## Task statement
Copy out every line of the data exactly.

## Recorded data
......

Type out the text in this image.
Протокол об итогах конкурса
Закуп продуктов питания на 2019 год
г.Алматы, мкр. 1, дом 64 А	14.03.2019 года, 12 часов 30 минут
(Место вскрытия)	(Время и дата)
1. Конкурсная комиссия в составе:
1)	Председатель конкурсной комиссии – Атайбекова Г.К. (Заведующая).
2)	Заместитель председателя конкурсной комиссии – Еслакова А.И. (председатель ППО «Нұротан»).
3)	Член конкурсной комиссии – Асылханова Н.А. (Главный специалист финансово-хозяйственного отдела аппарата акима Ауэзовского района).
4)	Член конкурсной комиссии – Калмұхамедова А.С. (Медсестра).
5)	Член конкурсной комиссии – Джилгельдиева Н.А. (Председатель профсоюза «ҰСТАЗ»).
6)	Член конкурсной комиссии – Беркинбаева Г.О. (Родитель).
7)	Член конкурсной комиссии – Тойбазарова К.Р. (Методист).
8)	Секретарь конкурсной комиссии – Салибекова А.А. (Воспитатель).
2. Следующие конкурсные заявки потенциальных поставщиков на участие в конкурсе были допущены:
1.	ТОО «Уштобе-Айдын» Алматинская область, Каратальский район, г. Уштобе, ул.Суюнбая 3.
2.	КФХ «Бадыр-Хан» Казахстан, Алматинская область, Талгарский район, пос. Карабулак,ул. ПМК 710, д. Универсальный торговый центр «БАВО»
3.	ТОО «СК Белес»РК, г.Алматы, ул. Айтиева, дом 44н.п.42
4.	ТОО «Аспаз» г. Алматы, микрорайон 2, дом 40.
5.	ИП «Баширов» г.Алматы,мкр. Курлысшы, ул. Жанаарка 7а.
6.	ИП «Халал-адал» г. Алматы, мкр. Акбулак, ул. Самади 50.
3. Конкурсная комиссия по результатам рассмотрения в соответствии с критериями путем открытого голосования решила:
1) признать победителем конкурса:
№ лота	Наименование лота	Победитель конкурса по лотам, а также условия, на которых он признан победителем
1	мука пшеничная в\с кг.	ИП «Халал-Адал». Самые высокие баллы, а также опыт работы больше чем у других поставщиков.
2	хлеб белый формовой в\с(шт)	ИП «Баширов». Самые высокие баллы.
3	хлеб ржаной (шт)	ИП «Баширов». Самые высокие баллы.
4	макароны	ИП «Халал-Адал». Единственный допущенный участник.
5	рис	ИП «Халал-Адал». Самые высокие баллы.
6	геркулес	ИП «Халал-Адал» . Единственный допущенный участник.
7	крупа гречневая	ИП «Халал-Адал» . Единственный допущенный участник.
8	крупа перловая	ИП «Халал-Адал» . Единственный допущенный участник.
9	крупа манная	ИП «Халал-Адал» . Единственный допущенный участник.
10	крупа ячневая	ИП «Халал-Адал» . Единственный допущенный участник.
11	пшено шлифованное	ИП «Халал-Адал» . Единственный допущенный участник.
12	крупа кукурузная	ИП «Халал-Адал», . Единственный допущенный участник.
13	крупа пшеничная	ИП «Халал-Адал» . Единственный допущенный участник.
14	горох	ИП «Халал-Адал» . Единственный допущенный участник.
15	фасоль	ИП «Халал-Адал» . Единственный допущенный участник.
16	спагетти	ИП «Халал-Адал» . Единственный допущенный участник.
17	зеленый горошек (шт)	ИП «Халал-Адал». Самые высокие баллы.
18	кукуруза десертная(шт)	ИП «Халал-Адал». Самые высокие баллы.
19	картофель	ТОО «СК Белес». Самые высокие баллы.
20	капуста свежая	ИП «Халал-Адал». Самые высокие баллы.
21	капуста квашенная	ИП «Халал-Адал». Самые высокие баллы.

......

## Exercise solution
Type out the text in this image.
Протокол об итогах конкурса
Закуп продуктов питания на 2019 год
г.Алматы, мкр. 1, дом 64 А	14.03.2019 года, 12 часов 30 минут
(Место вскрытия)	(Время и дата)
1. Конкурсная комиссия в составе:
1)	Председатель конкурсной комиссии – Атайбекова Г.К. (Заведующая).
2)	Заместитель председателя конкурсной комиссии – Еслакова А.И. (председатель ППО «Нұротан»).
3)	Член конкурсной комиссии – Асылханова Н.А. (Главный специалист финансово-хозяйственного отдела аппарата акима Ауэзовского района).
4)	Член конкурсной комиссии – Калмұхамедова А.С. (Медсестра).
5)	Член конкурсной комиссии – Джилгельдиева Н.А. (Председатель профсоюза «ҰСТАЗ»).
6)	Член конкурсной комиссии – Беркинбаева Г.О. (Родитель).
7)	Член конкурсной комиссии – Тойбазарова К.Р. (Методист).
8)	Секретарь конкурсной комиссии – Салибекова А.А. (Воспитатель).
2. Следующие конкурсные заявки потенциальных поставщиков на участие в конкурсе были допущены:
1.	ТОО «Уштобе-Айдын» Алматинская область, Каратальский район, г. Уштобе, ул.Суюнбая 3.
2.	КФХ «Бадыр-Хан» Казахстан, Алматинская область, Талгарский район, пос. Карабулак,ул. ПМК 710, д. Универсальный торговый центр «БАВО»
3.	ТОО «СК Белес»РК, г.Алматы, ул. Айтиева, дом 44н.п.42
4.	ТОО «Аспаз» г. Алматы, микрорайон 2, дом 40.
5.	ИП «Баширов» г.Алматы,мкр. Курлысшы, ул. Жанаарка 7а.
6.	ИП «Халал-адал» г. Алматы, мкр. Акбулак, ул. Самади 50.
3. Конкурсная комиссия по результатам рассмотрения в соответствии с критериями путем открытого голосования решила:
1) признать победителем конкурса:
№ лота	Наименование лота	Победитель конкурса по лотам, а также условия, на которых он признан победителем
1	мука пшеничная в\с кг.	ИП «Халал-Адал». Самые высокие баллы, а также опыт работы больше чем у других поставщиков.
2	хлеб белый формовой в\с(шт)	ИП «Баширов». Самые высокие баллы.
3	хлеб ржаной (шт)	ИП «Баширов». Самые высокие баллы.
4	макароны	ИП «Халал-Адал». Единственный допущенный участник.
5	рис	ИП «Халал-Адал». Самые высокие баллы.
6	геркулес	ИП «Халал-Адал» . Единственный допущенный участник.
7	крупа гречневая	ИП «Халал-Адал» . Единственный допущенный участник.
8	крупа перловая	ИП «Халал-Адал» . Единственный допущенный участник.
9	крупа манная	ИП «Халал-Адал» . Единственный допущенный участник.
10	крупа ячневая	ИП «Халал-Адал» . Единственный допущенный участник.
11	пшено шлифованное	ИП «Халал-Адал» . Единственный допущенный участник.
12	крупа кукурузная	ИП «Халал-Адал», . Единственный допущенный участник.
13	крупа пшеничная	ИП «Халал-Адал» . Единственный допущенный участник.
14	горох	ИП «Халал-Адал» . Единственный допущенный участник.
15	фасоль	ИП «Халал-Адал» . Единственный допущенный участник.
16	спагетти	ИП «Халал-Адал» . Единственный допущенный участник.
17	зеленый горошек (шт)	ИП «Халал-Адал». Самые высокие баллы.
18	кукуруза десертная(шт)	ИП «Халал-Адал». Самые высокие баллы.
19	картофель	ТОО «СК Белес». Самые высокие баллы.
20	капуста свежая	ИП «Халал-Адал». Самые высокие баллы.
21	капуста квашенная	ИП «Халал-Адал». Самые высокие баллы.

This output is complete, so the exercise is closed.